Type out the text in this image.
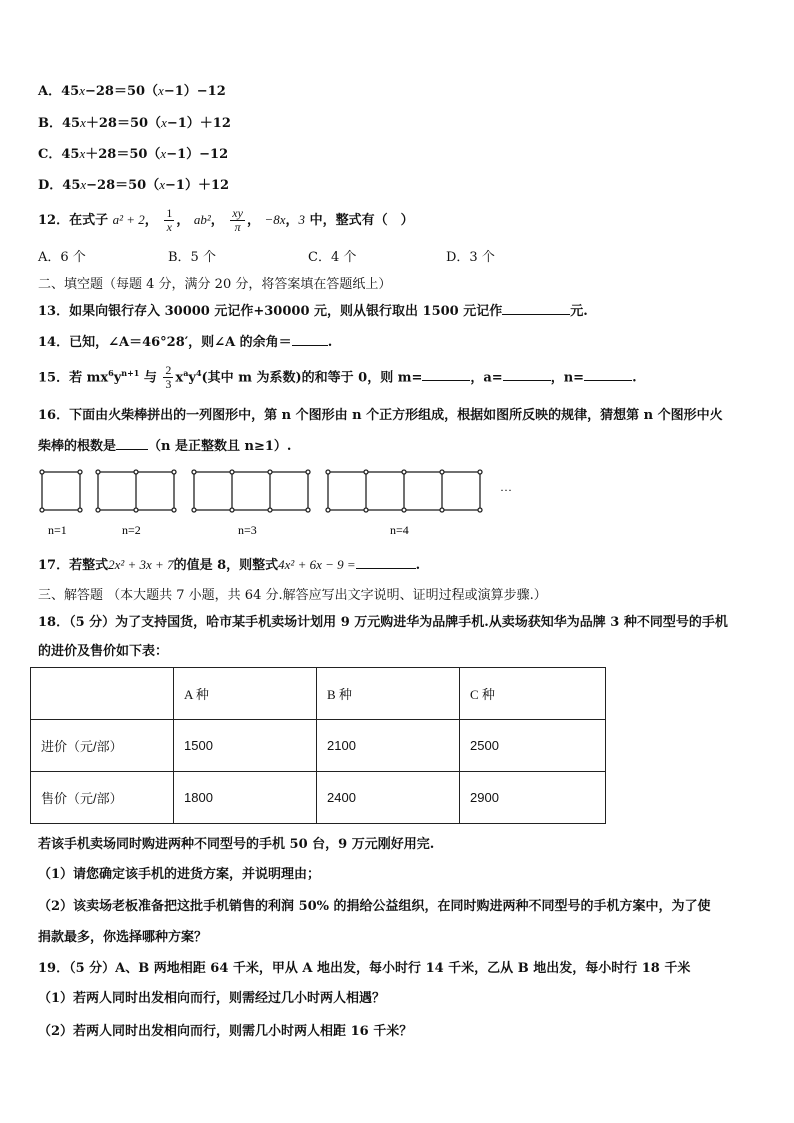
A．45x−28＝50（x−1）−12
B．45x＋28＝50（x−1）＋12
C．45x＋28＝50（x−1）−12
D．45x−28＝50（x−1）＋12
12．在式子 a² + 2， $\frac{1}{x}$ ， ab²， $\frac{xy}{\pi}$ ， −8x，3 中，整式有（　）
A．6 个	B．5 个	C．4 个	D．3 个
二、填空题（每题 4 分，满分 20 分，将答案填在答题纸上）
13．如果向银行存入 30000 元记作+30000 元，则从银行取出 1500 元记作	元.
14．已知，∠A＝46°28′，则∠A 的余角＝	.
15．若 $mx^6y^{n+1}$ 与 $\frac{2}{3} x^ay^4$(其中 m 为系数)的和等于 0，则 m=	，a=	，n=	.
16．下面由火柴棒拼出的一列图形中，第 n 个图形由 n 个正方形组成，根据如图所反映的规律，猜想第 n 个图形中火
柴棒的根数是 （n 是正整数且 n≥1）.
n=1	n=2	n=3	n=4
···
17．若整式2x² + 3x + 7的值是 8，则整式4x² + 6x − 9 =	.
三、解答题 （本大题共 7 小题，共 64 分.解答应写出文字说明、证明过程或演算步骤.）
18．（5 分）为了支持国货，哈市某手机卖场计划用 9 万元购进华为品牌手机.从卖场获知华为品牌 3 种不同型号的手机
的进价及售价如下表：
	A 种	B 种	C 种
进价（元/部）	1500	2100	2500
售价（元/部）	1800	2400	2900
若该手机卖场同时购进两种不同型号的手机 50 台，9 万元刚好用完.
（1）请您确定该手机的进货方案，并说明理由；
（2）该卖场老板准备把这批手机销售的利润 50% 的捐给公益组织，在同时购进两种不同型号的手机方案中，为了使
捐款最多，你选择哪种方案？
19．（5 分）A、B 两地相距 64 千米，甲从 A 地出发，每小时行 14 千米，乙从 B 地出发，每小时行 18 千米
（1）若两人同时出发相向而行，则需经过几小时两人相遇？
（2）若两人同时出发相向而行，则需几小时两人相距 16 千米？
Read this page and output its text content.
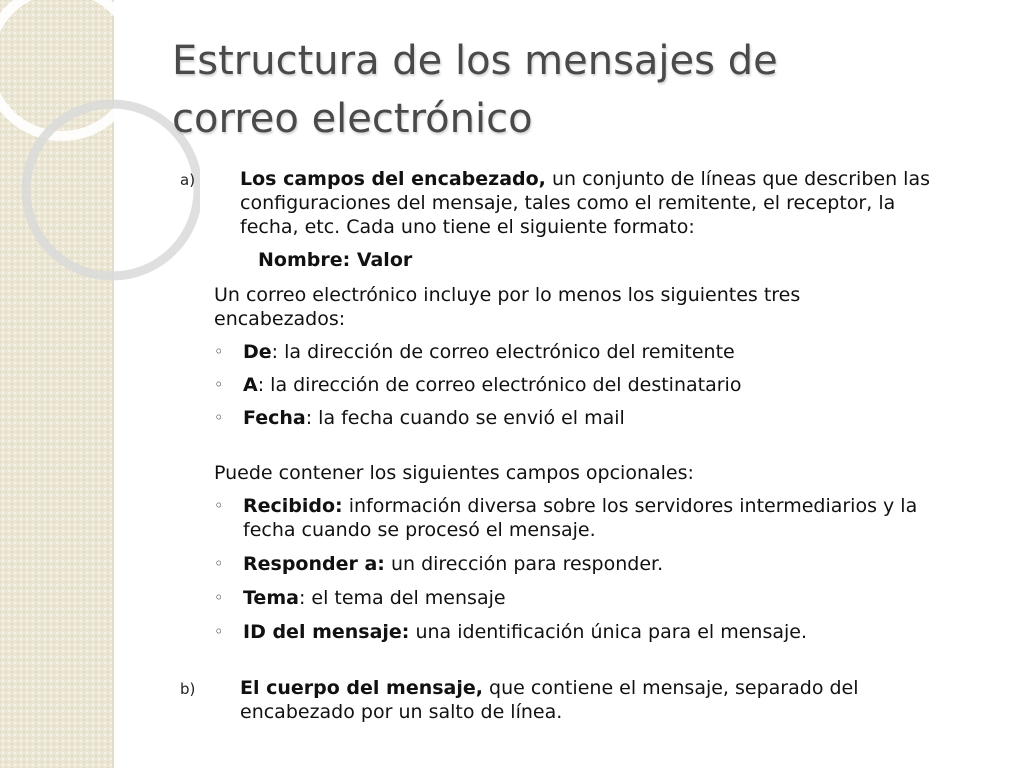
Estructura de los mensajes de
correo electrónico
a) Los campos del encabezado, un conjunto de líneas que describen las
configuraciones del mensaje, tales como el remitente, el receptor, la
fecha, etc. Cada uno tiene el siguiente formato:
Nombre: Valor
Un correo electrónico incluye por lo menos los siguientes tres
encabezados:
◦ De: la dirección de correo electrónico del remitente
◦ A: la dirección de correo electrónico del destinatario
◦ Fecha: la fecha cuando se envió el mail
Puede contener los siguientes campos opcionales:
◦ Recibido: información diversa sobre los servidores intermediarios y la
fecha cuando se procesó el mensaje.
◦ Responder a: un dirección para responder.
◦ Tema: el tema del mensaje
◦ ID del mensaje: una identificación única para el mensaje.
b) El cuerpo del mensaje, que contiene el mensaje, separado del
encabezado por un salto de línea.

• • • • •

YOUR GOAL: Give every line above again exactly, with no pictures.

CORRECT RESULT:
Type out the text in this image.
A．45x−28＝50（x−1）−12
B．45x＋28＝50（x−1）＋12
C．45x＋28＝50（x−1）−12
D．45x−28＝50（x−1）＋12
12．在式子 a² + 2， $\frac{1}{x}$ ， ab²， $\frac{xy}{\pi}$ ， −8x，3 中，整式有（　）
A．6 个	B．5 个	C．4 个	D．3 个
二、填空题（每题 4 分，满分 20 分，将答案填在答题纸上）
13．如果向银行存入 30000 元记作+30000 元，则从银行取出 1500 元记作	元.
14．已知，∠A＝46°28′，则∠A 的余角＝	.
15．若 $mx^6y^{n+1}$ 与 $\frac{2}{3} x^ay^4$(其中 m 为系数)的和等于 0，则 m=	，a=	，n=	.
16．下面由火柴棒拼出的一列图形中，第 n 个图形由 n 个正方形组成，根据如图所反映的规律，猜想第 n 个图形中火
柴棒的根数是 （n 是正整数且 n≥1）.
n=1	n=2	n=3	n=4
···
17．若整式2x² + 3x + 7的值是 8，则整式4x² + 6x − 9 =	.
三、解答题 （本大题共 7 小题，共 64 分.解答应写出文字说明、证明过程或演算步骤.）
18．（5 分）为了支持国货，哈市某手机卖场计划用 9 万元购进华为品牌手机.从卖场获知华为品牌 3 种不同型号的手机
的进价及售价如下表：
	A 种	B 种	C 种
进价（元/部）	1500	2100	2500
售价（元/部）	1800	2400	2900
若该手机卖场同时购进两种不同型号的手机 50 台，9 万元刚好用完.
（1）请您确定该手机的进货方案，并说明理由；
（2）该卖场老板准备把这批手机销售的利润 50% 的捐给公益组织，在同时购进两种不同型号的手机方案中，为了使
捐款最多，你选择哪种方案？
19．（5 分）A、B 两地相距 64 千米，甲从 A 地出发，每小时行 14 千米，乙从 B 地出发，每小时行 18 千米
（1）若两人同时出发相向而行，则需经过几小时两人相遇？
（2）若两人同时出发相向而行，则需几小时两人相距 16 千米？
Read this page and output its text content.
Estructura de los mensajes de
correo electrónico
a) Los campos del encabezado, un conjunto de líneas que describen las
configuraciones del mensaje, tales como el remitente, el receptor, la
fecha, etc. Cada uno tiene el siguiente formato:
Nombre: Valor
Un correo electrónico incluye por lo menos los siguientes tres
encabezados:
◦ De: la dirección de correo electrónico del remitente
◦ A: la dirección de correo electrónico del destinatario
◦ Fecha: la fecha cuando se envió el mail
Puede contener los siguientes campos opcionales:
◦ Recibido: información diversa sobre los servidores intermediarios y la
fecha cuando se procesó el mensaje.
◦ Responder a: un dirección para responder.
◦ Tema: el tema del mensaje
◦ ID del mensaje: una identificación única para el mensaje.
b) El cuerpo del mensaje, que contiene el mensaje, separado del
encabezado por un salto de línea.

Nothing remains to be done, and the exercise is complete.